* Problem description
Report, word for word, every line of the material that contains "Southgate".

○ ○ ○ ○

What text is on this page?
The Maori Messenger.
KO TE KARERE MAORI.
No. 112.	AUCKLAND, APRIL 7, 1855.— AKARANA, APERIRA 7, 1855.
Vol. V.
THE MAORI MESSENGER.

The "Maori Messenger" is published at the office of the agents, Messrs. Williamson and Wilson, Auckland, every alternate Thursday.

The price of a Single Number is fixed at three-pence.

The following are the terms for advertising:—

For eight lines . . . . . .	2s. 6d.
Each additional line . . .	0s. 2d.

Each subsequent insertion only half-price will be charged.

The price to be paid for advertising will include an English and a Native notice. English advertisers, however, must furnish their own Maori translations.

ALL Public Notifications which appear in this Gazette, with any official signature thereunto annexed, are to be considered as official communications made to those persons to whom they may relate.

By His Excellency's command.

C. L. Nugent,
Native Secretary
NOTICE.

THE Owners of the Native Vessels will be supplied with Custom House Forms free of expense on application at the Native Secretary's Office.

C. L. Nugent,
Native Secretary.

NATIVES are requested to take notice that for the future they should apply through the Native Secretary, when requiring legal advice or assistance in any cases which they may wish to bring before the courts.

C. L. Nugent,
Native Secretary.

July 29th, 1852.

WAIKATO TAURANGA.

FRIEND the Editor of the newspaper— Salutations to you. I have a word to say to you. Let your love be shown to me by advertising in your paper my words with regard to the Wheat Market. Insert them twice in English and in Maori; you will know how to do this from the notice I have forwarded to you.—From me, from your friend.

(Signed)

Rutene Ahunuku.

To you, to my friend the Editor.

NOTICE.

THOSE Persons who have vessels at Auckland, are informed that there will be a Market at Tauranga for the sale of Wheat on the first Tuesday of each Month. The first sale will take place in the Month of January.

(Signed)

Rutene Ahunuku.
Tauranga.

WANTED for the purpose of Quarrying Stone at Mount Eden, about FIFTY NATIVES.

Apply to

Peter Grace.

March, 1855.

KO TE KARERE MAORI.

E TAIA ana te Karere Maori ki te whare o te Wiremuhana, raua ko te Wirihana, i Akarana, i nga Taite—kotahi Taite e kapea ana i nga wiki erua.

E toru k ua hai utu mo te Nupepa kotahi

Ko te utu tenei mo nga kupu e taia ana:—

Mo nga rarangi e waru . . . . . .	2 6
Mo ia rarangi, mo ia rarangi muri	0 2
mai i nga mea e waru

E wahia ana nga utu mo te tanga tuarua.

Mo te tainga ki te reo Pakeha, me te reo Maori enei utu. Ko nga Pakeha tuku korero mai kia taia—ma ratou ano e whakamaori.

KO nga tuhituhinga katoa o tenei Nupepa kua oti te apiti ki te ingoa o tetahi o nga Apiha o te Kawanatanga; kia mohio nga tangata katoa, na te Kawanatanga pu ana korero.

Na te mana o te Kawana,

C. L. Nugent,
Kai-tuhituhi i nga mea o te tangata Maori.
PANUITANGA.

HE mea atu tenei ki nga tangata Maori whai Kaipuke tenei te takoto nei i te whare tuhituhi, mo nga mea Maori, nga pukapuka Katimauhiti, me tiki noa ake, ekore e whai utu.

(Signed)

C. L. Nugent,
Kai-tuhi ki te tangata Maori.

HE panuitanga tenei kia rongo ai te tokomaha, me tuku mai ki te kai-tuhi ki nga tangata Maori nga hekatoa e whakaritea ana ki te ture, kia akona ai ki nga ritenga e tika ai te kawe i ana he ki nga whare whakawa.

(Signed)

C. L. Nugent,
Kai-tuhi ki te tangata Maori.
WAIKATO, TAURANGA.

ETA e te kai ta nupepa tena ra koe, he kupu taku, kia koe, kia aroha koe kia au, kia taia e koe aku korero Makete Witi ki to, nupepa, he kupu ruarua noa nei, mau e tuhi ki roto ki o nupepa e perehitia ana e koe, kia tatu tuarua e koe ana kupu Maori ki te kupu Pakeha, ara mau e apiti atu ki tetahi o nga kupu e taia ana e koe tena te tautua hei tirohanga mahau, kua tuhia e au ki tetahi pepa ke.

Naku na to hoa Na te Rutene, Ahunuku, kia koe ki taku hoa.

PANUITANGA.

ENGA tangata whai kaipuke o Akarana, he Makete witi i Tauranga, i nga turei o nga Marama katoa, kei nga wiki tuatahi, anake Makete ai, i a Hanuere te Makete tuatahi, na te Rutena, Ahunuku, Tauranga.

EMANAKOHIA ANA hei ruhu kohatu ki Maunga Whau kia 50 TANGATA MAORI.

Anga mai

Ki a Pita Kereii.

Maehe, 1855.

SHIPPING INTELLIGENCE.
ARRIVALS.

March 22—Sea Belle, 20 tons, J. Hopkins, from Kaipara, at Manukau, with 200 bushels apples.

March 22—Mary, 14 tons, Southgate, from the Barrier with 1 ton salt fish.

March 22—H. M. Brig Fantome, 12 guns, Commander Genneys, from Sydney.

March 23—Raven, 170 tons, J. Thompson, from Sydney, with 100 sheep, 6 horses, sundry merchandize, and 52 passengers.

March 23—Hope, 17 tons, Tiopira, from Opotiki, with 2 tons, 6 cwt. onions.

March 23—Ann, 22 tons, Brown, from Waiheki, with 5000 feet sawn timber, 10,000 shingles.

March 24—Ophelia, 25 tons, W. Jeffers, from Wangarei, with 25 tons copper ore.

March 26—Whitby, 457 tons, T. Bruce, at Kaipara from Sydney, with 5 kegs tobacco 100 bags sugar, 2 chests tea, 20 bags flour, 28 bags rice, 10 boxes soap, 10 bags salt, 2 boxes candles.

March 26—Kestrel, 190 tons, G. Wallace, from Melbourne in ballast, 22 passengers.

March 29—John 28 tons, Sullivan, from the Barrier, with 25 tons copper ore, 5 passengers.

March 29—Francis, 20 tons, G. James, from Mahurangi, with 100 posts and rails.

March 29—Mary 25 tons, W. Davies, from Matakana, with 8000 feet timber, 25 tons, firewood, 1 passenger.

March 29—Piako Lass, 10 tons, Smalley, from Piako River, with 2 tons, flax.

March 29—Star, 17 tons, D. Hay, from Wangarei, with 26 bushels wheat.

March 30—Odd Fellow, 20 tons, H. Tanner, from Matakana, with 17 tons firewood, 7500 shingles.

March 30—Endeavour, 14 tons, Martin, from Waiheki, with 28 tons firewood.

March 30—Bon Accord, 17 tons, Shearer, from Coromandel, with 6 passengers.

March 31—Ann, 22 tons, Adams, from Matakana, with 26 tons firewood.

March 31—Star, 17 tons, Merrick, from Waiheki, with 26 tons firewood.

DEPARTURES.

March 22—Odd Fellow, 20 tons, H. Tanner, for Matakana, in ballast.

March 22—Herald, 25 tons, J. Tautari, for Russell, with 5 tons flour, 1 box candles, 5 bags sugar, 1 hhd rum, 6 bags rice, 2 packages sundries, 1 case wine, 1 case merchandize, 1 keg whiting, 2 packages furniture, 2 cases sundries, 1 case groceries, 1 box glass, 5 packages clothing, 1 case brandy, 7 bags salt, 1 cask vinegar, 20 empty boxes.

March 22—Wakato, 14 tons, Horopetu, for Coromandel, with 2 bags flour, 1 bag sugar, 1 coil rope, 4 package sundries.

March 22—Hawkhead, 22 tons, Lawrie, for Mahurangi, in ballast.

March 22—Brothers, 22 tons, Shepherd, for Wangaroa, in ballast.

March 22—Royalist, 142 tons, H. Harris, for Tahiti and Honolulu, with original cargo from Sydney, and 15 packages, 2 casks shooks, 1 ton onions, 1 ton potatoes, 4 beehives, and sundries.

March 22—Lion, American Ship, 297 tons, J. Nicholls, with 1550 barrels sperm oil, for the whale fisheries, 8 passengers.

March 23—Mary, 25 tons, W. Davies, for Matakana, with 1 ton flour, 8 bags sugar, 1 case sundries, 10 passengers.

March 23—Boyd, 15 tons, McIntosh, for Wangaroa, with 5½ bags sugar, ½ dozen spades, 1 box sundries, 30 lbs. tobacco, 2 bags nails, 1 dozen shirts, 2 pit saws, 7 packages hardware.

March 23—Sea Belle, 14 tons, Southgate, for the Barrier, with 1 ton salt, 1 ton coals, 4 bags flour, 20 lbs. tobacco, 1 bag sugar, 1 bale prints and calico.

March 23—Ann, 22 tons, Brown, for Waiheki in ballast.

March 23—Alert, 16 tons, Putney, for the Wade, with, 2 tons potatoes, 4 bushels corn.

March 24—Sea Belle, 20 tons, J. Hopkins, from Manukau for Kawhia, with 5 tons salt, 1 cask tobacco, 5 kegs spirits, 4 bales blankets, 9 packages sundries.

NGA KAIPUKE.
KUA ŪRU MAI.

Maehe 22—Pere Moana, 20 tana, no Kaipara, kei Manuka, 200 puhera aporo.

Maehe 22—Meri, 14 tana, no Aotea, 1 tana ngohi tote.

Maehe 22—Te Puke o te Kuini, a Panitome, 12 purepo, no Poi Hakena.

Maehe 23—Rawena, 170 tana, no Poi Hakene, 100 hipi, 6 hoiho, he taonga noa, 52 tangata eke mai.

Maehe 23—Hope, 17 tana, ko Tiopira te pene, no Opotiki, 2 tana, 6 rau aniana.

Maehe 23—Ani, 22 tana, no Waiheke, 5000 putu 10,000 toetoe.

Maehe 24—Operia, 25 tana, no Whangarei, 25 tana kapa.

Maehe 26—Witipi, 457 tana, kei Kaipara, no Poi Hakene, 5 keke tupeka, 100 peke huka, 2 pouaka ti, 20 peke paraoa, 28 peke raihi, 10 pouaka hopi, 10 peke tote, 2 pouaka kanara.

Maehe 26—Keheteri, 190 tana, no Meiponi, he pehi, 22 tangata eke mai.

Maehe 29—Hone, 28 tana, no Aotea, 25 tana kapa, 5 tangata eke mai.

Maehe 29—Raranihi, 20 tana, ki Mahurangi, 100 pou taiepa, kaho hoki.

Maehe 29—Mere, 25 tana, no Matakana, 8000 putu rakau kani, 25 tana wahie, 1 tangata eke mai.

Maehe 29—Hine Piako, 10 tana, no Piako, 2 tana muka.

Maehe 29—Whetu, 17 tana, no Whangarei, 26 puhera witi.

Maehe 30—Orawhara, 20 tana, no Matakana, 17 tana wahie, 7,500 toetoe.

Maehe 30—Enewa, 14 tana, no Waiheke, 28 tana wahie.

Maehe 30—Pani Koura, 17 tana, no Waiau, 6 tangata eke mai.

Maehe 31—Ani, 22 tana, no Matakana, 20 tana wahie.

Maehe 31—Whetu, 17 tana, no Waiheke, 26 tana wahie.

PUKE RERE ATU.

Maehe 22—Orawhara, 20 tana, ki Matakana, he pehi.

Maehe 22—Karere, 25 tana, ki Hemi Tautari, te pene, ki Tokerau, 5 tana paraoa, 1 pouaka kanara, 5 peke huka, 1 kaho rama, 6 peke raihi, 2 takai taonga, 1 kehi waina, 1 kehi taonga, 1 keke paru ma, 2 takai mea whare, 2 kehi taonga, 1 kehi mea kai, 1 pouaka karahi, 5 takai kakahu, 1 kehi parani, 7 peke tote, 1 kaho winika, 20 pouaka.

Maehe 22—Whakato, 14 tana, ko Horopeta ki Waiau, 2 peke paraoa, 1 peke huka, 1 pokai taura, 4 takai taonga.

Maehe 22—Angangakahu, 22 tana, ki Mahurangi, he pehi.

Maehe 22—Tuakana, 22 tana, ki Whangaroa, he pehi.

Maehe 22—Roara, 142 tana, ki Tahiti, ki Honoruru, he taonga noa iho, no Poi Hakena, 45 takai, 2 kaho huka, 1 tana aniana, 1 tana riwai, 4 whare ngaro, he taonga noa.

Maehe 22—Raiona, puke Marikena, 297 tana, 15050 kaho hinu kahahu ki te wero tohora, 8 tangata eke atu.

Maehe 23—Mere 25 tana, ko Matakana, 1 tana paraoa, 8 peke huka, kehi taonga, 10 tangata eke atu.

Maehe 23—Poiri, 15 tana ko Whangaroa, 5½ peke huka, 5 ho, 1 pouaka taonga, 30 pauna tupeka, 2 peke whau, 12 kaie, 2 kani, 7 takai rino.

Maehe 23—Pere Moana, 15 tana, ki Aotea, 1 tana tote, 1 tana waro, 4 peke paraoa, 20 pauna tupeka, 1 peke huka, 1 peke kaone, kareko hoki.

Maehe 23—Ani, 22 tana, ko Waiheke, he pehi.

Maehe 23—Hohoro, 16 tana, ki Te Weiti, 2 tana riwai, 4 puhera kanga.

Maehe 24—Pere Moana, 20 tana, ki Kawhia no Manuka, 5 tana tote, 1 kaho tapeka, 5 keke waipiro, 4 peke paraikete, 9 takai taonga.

○ ○ ○ ○

* Solution to the problem
March 22—Mary, 14 tons, Southgate, from the Barrier with 1 ton salt fish.
March 23—Sea Belle, 14 tons, Southgate, for the Barrier, with 1 ton salt, 1 ton coals, 4 bags flour, 20 lbs. tobacco, 1 bag sugar, 1 bale prints and calico.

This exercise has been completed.